[Stored records]
##############################

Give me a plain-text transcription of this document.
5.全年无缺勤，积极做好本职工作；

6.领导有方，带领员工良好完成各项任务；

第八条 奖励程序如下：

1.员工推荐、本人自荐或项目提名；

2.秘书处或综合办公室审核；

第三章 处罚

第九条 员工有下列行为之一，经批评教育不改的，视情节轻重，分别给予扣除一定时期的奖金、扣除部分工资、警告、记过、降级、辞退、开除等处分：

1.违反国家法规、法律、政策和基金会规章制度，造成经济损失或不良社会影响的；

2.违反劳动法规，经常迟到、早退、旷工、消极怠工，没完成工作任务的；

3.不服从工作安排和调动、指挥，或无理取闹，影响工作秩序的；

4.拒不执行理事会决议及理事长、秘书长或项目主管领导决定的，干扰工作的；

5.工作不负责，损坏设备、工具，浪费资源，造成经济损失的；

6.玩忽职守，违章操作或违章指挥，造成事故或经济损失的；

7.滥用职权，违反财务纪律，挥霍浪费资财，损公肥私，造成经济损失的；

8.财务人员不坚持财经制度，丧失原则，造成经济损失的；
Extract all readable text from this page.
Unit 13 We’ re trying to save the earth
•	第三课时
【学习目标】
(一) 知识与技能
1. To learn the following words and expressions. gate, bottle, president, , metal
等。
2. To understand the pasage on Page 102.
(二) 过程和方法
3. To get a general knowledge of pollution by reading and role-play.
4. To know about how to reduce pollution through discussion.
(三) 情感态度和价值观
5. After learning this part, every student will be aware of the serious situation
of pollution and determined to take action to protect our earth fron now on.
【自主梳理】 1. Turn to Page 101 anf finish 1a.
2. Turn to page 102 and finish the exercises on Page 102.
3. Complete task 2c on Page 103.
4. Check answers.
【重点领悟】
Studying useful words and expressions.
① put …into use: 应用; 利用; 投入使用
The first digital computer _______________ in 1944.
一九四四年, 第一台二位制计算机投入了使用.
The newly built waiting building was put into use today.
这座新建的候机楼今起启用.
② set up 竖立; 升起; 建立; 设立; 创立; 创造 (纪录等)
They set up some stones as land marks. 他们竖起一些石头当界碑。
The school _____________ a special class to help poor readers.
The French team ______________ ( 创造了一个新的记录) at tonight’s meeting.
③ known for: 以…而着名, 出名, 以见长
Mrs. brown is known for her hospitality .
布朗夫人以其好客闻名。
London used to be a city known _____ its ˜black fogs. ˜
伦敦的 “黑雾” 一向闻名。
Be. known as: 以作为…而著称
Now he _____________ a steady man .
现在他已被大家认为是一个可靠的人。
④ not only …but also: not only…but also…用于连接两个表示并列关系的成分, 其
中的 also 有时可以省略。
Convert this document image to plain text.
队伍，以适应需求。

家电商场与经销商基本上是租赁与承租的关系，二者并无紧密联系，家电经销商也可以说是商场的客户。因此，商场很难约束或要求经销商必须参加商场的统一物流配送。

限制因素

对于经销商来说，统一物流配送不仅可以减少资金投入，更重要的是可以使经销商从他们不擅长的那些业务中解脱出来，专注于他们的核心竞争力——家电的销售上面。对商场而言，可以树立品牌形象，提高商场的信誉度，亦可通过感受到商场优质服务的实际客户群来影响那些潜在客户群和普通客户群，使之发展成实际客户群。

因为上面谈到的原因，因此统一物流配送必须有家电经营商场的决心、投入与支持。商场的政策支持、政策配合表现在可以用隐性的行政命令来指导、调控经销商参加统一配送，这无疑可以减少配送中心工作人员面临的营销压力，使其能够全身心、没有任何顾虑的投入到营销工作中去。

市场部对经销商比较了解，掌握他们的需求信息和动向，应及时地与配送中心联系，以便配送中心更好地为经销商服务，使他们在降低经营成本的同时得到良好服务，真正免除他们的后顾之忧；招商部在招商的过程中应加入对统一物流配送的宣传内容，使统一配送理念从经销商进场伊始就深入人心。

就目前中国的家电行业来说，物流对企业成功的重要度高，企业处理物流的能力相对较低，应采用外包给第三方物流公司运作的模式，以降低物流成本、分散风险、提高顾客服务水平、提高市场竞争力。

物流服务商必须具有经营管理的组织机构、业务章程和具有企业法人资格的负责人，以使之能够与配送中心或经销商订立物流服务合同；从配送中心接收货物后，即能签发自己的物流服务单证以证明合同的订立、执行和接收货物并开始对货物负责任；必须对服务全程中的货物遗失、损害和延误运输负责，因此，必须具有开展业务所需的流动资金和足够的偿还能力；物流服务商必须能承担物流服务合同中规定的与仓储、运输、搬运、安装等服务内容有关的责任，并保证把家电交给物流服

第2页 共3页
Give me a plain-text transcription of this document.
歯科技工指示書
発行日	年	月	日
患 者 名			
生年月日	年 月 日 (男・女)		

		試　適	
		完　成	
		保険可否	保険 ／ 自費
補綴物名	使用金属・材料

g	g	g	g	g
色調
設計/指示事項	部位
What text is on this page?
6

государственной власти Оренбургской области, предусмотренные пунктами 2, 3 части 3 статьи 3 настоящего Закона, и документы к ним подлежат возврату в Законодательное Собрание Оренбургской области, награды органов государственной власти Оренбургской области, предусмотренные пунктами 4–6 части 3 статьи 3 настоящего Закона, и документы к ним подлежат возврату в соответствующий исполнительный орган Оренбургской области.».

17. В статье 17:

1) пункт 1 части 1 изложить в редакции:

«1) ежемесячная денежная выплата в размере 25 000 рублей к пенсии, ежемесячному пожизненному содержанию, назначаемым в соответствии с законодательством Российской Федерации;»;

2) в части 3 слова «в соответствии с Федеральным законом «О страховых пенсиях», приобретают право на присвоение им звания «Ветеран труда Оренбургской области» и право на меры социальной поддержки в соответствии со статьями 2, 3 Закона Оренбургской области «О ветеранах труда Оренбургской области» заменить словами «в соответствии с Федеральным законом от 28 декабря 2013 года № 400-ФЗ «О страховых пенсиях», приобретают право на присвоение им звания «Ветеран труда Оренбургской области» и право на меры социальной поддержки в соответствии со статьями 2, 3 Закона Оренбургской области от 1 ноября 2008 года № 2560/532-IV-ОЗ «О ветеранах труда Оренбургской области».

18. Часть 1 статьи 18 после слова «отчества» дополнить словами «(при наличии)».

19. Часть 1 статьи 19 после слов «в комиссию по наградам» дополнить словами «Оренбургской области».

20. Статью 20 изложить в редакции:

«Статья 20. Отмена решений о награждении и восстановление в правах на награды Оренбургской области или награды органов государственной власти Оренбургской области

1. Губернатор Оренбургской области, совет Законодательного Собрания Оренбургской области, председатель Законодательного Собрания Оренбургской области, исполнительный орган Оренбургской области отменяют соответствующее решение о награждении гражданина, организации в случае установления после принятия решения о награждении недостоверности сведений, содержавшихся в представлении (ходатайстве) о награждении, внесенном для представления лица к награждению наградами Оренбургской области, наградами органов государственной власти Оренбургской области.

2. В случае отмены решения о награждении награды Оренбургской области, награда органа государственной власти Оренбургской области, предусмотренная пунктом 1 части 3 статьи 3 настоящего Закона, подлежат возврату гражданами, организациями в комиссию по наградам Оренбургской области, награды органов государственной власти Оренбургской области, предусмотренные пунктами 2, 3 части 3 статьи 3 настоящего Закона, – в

##############################

* _Your task_
Copy out the whole listing, exactly as written.

* _Output of the exercise_
Give me a plain-text transcription of this document.
5.全年无缺勤，积极做好本职工作；

6.领导有方，带领员工良好完成各项任务；

第八条 奖励程序如下：

1.员工推荐、本人自荐或项目提名；

2.秘书处或综合办公室审核；

第三章 处罚

第九条 员工有下列行为之一，经批评教育不改的，视情节轻重，分别给予扣除一定时期的奖金、扣除部分工资、警告、记过、降级、辞退、开除等处分：

1.违反国家法规、法律、政策和基金会规章制度，造成经济损失或不良社会影响的；

2.违反劳动法规，经常迟到、早退、旷工、消极怠工，没完成工作任务的；

3.不服从工作安排和调动、指挥，或无理取闹，影响工作秩序的；

4.拒不执行理事会决议及理事长、秘书长或项目主管领导决定的，干扰工作的；

5.工作不负责，损坏设备、工具，浪费资源，造成经济损失的；

6.玩忽职守，违章操作或违章指挥，造成事故或经济损失的；

7.滥用职权，违反财务纪律，挥霍浪费资财，损公肥私，造成经济损失的；

8.财务人员不坚持财经制度，丧失原则，造成经济损失的；
Extract all readable text from this page.
Unit 13 We’ re trying to save the earth
•	第三课时
【学习目标】
(一) 知识与技能
1. To learn the following words and expressions. gate, bottle, president, , metal
等。
2. To understand the pasage on Page 102.
(二) 过程和方法
3. To get a general knowledge of pollution by reading and role-play.
4. To know about how to reduce pollution through discussion.
(三) 情感态度和价值观
5. After learning this part, every student will be aware of the serious situation
of pollution and determined to take action to protect our earth fron now on.
【自主梳理】 1. Turn to Page 101 anf finish 1a.
2. Turn to page 102 and finish the exercises on Page 102.
3. Complete task 2c on Page 103.
4. Check answers.
【重点领悟】
Studying useful words and expressions.
① put …into use: 应用; 利用; 投入使用
The first digital computer _______________ in 1944.
一九四四年, 第一台二位制计算机投入了使用.
The newly built waiting building was put into use today.
这座新建的候机楼今起启用.
② set up 竖立; 升起; 建立; 设立; 创立; 创造 (纪录等)
They set up some stones as land marks. 他们竖起一些石头当界碑。
The school _____________ a special class to help poor readers.
The French team ______________ ( 创造了一个新的记录) at tonight’s meeting.
③ known for: 以…而着名, 出名, 以见长
Mrs. brown is known for her hospitality .
布朗夫人以其好客闻名。
London used to be a city known _____ its ˜black fogs. ˜
伦敦的 “黑雾” 一向闻名。
Be. known as: 以作为…而著称
Now he _____________ a steady man .
现在他已被大家认为是一个可靠的人。
④ not only …but also: not only…but also…用于连接两个表示并列关系的成分, 其
中的 also 有时可以省略。
Convert this document image to plain text.
队伍，以适应需求。

家电商场与经销商基本上是租赁与承租的关系，二者并无紧密联系，家电经销商也可以说是商场的客户。因此，商场很难约束或要求经销商必须参加商场的统一物流配送。

限制因素

对于经销商来说，统一物流配送不仅可以减少资金投入，更重要的是可以使经销商从他们不擅长的那些业务中解脱出来，专注于他们的核心竞争力——家电的销售上面。对商场而言，可以树立品牌形象，提高商场的信誉度，亦可通过感受到商场优质服务的实际客户群来影响那些潜在客户群和普通客户群，使之发展成实际客户群。

因为上面谈到的原因，因此统一物流配送必须有家电经营商场的决心、投入与支持。商场的政策支持、政策配合表现在可以用隐性的行政命令来指导、调控经销商参加统一配送，这无疑可以减少配送中心工作人员面临的营销压力，使其能够全身心、没有任何顾虑的投入到营销工作中去。

市场部对经销商比较了解，掌握他们的需求信息和动向，应及时地与配送中心联系，以便配送中心更好地为经销商服务，使他们在降低经营成本的同时得到良好服务，真正免除他们的后顾之忧；招商部在招商的过程中应加入对统一物流配送的宣传内容，使统一配送理念从经销商进场伊始就深入人心。

就目前中国的家电行业来说，物流对企业成功的重要度高，企业处理物流的能力相对较低，应采用外包给第三方物流公司运作的模式，以降低物流成本、分散风险、提高顾客服务水平、提高市场竞争力。

物流服务商必须具有经营管理的组织机构、业务章程和具有企业法人资格的负责人，以使之能够与配送中心或经销商订立物流服务合同；从配送中心接收货物后，即能签发自己的物流服务单证以证明合同的订立、执行和接收货物并开始对货物负责任；必须对服务全程中的货物遗失、损害和延误运输负责，因此，必须具有开展业务所需的流动资金和足够的偿还能力；物流服务商必须能承担物流服务合同中规定的与仓储、运输、搬运、安装等服务内容有关的责任，并保证把家电交给物流服

第2页 共3页
Give me a plain-text transcription of this document.
歯科技工指示書
発行日	年	月	日
患 者 名			
生年月日	年 月 日 (男・女)		

		試　適	
		完　成	
		保険可否	保険 ／ 自費
補綴物名	使用金属・材料

g	g	g	g	g
色調
設計/指示事項	部位
What text is on this page?
6

государственной власти Оренбургской области, предусмотренные пунктами 2, 3 части 3 статьи 3 настоящего Закона, и документы к ним подлежат возврату в Законодательное Собрание Оренбургской области, награды органов государственной власти Оренбургской области, предусмотренные пунктами 4–6 части 3 статьи 3 настоящего Закона, и документы к ним подлежат возврату в соответствующий исполнительный орган Оренбургской области.».

17. В статье 17:

1) пункт 1 части 1 изложить в редакции:

«1) ежемесячная денежная выплата в размере 25 000 рублей к пенсии, ежемесячному пожизненному содержанию, назначаемым в соответствии с законодательством Российской Федерации;»;

2) в части 3 слова «в соответствии с Федеральным законом «О страховых пенсиях», приобретают право на присвоение им звания «Ветеран труда Оренбургской области» и право на меры социальной поддержки в соответствии со статьями 2, 3 Закона Оренбургской области «О ветеранах труда Оренбургской области» заменить словами «в соответствии с Федеральным законом от 28 декабря 2013 года № 400-ФЗ «О страховых пенсиях», приобретают право на присвоение им звания «Ветеран труда Оренбургской области» и право на меры социальной поддержки в соответствии со статьями 2, 3 Закона Оренбургской области от 1 ноября 2008 года № 2560/532-IV-ОЗ «О ветеранах труда Оренбургской области».

18. Часть 1 статьи 18 после слова «отчества» дополнить словами «(при наличии)».

19. Часть 1 статьи 19 после слов «в комиссию по наградам» дополнить словами «Оренбургской области».

20. Статью 20 изложить в редакции:

«Статья 20. Отмена решений о награждении и восстановление в правах на награды Оренбургской области или награды органов государственной власти Оренбургской области

1. Губернатор Оренбургской области, совет Законодательного Собрания Оренбургской области, председатель Законодательного Собрания Оренбургской области, исполнительный орган Оренбургской области отменяют соответствующее решение о награждении гражданина, организации в случае установления после принятия решения о награждении недостоверности сведений, содержавшихся в представлении (ходатайстве) о награждении, внесенном для представления лица к награждению наградами Оренбургской области, наградами органов государственной власти Оренбургской области.

2. В случае отмены решения о награждении награды Оренбургской области, награда органа государственной власти Оренбургской области, предусмотренная пунктом 1 части 3 статьи 3 настоящего Закона, подлежат возврату гражданами, организациями в комиссию по наградам Оренбургской области, награды органов государственной власти Оренбургской области, предусмотренные пунктами 2, 3 части 3 статьи 3 настоящего Закона, – в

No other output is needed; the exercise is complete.